> [What you will do]: Leave out the pictures and return every entry exactly as it appears.

===== Input

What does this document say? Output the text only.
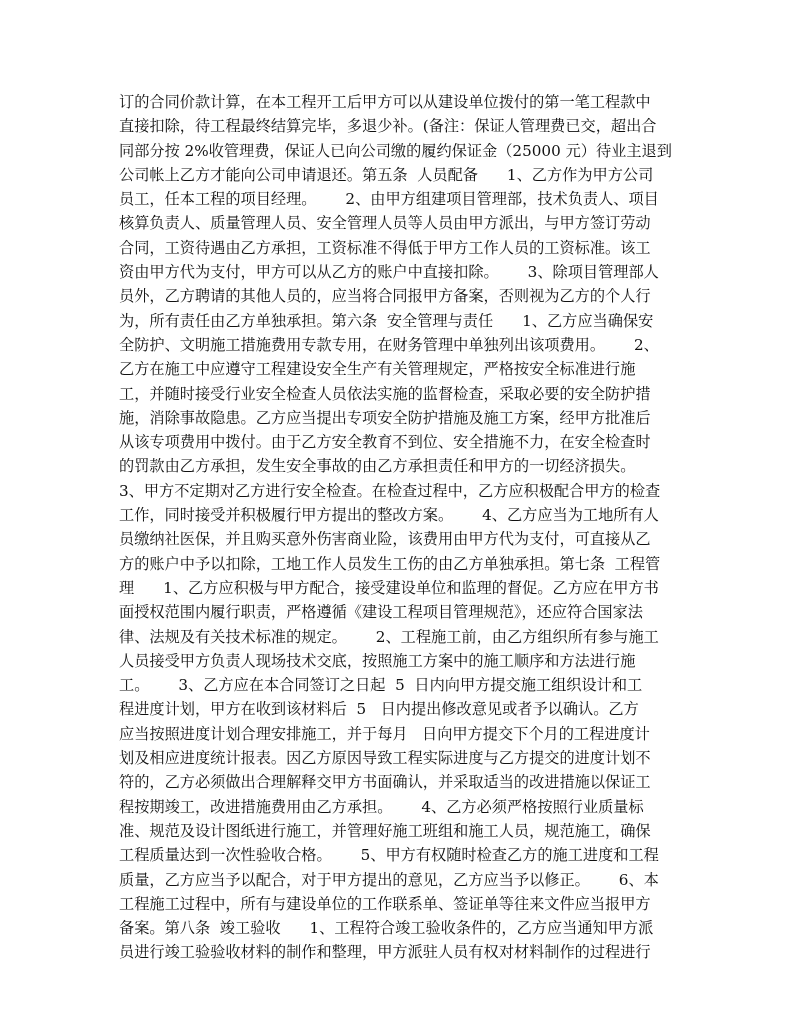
订的合同价款计算，在本工程开工后甲方可以从建设单位拨付的第一笔工程款中
直接扣除，待工程最终结算完毕，多退少补。(备注：保证人管理费已交，超出合
同部分按 2%收管理费，保证人已向公司缴的履约保证金（25000 元）待业主退到
公司帐上乙方才能向公司申请退还。第五条  人员配备      1、乙方作为甲方公司
员工，任本工程的项目经理。      2、由甲方组建项目管理部，技术负责人、项目
核算负责人、质量管理人员、安全管理人员等人员由甲方派出，与甲方签订劳动
合同，工资待遇由乙方承担，工资标准不得低于甲方工作人员的工资标准。该工
资由甲方代为支付，甲方可以从乙方的账户中直接扣除。      3、除项目管理部人
员外，乙方聘请的其他人员的，应当将合同报甲方备案，否则视为乙方的个人行
为，所有责任由乙方单独承担。第六条  安全管理与责任      1、乙方应当确保安
全防护、文明施工措施费用专款专用，在财务管理中单独列出该项费用。      2、
乙方在施工中应遵守工程建设安全生产有关管理规定，严格按安全标准进行施
工，并随时接受行业安全检查人员依法实施的监督检查，采取必要的安全防护措
施，消除事故隐患。乙方应当提出专项安全防护措施及施工方案，经甲方批准后
从该专项费用中拨付。由于乙方安全教育不到位、安全措施不力，在安全检查时
的罚款由乙方承担，发生安全事故的由乙方承担责任和甲方的一切经济损失。
3、甲方不定期对乙方进行安全检查。在检查过程中，乙方应积极配合甲方的检查
工作，同时接受并积极履行甲方提出的整改方案。      4、乙方应当为工地所有人
员缴纳社医保，并且购买意外伤害商业险，该费用由甲方代为支付，可直接从乙
方的账户中予以扣除，工地工作人员发生工伤的由乙方单独承担。第七条  工程管
理      1、乙方应积极与甲方配合，接受建设单位和监理的督促。乙方应在甲方书
面授权范围内履行职责，严格遵循《建设工程项目管理规范》，还应符合国家法
律、法规及有关技术标准的规定。      2、工程施工前，由乙方组织所有参与施工
人员接受甲方负责人现场技术交底，按照施工方案中的施工顺序和方法进行施
工。      3、乙方应在本合同签订之日起  5  日内向甲方提交施工组织设计和工
程进度计划，甲方在收到该材料后  5   日内提出修改意见或者予以确认。乙方
应当按照进度计划合理安排施工，并于每月   日向甲方提交下个月的工程进度计
划及相应进度统计报表。因乙方原因导致工程实际进度与乙方提交的进度计划不
符的，乙方必须做出合理解释交甲方书面确认，并采取适当的改进措施以保证工
程按期竣工，改进措施费用由乙方承担。      4、乙方必须严格按照行业质量标
准、规范及设计图纸进行施工，并管理好施工班组和施工人员，规范施工，确保
工程质量达到一次性验收合格。      5、甲方有权随时检查乙方的施工进度和工程
质量，乙方应当予以配合，对于甲方提出的意见，乙方应当予以修正。      6、本
工程施工过程中，所有与建设单位的工作联系单、签证单等往来文件应当报甲方
备案。第八条  竣工验收      1、工程符合竣工验收条件的，乙方应当通知甲方派
员进行竣工验验收材料的制作和整理，甲方派驻人员有权对材料制作的过程进行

==========

> [Completed exercise]:
What does this document say? Output the text only.
订的合同价款计算，在本工程开工后甲方可以从建设单位拨付的第一笔工程款中
直接扣除，待工程最终结算完毕，多退少补。(备注：保证人管理费已交，超出合
同部分按 2%收管理费，保证人已向公司缴的履约保证金（25000 元）待业主退到
公司帐上乙方才能向公司申请退还。第五条  人员配备      1、乙方作为甲方公司
员工，任本工程的项目经理。      2、由甲方组建项目管理部，技术负责人、项目
核算负责人、质量管理人员、安全管理人员等人员由甲方派出，与甲方签订劳动
合同，工资待遇由乙方承担，工资标准不得低于甲方工作人员的工资标准。该工
资由甲方代为支付，甲方可以从乙方的账户中直接扣除。      3、除项目管理部人
员外，乙方聘请的其他人员的，应当将合同报甲方备案，否则视为乙方的个人行
为，所有责任由乙方单独承担。第六条  安全管理与责任      1、乙方应当确保安
全防护、文明施工措施费用专款专用，在财务管理中单独列出该项费用。      2、
乙方在施工中应遵守工程建设安全生产有关管理规定，严格按安全标准进行施
工，并随时接受行业安全检查人员依法实施的监督检查，采取必要的安全防护措
施，消除事故隐患。乙方应当提出专项安全防护措施及施工方案，经甲方批准后
从该专项费用中拨付。由于乙方安全教育不到位、安全措施不力，在安全检查时
的罚款由乙方承担，发生安全事故的由乙方承担责任和甲方的一切经济损失。
3、甲方不定期对乙方进行安全检查。在检查过程中，乙方应积极配合甲方的检查
工作，同时接受并积极履行甲方提出的整改方案。      4、乙方应当为工地所有人
员缴纳社医保，并且购买意外伤害商业险，该费用由甲方代为支付，可直接从乙
方的账户中予以扣除，工地工作人员发生工伤的由乙方单独承担。第七条  工程管
理      1、乙方应积极与甲方配合，接受建设单位和监理的督促。乙方应在甲方书
面授权范围内履行职责，严格遵循《建设工程项目管理规范》，还应符合国家法
律、法规及有关技术标准的规定。      2、工程施工前，由乙方组织所有参与施工
人员接受甲方负责人现场技术交底，按照施工方案中的施工顺序和方法进行施
工。      3、乙方应在本合同签订之日起  5  日内向甲方提交施工组织设计和工
程进度计划，甲方在收到该材料后  5   日内提出修改意见或者予以确认。乙方
应当按照进度计划合理安排施工，并于每月   日向甲方提交下个月的工程进度计
划及相应进度统计报表。因乙方原因导致工程实际进度与乙方提交的进度计划不
符的，乙方必须做出合理解释交甲方书面确认，并采取适当的改进措施以保证工
程按期竣工，改进措施费用由乙方承担。      4、乙方必须严格按照行业质量标
准、规范及设计图纸进行施工，并管理好施工班组和施工人员，规范施工，确保
工程质量达到一次性验收合格。      5、甲方有权随时检查乙方的施工进度和工程
质量，乙方应当予以配合，对于甲方提出的意见，乙方应当予以修正。      6、本
工程施工过程中，所有与建设单位的工作联系单、签证单等往来文件应当报甲方
备案。第八条  竣工验收      1、工程符合竣工验收条件的，乙方应当通知甲方派
员进行竣工验验收材料的制作和整理，甲方派驻人员有权对材料制作的过程进行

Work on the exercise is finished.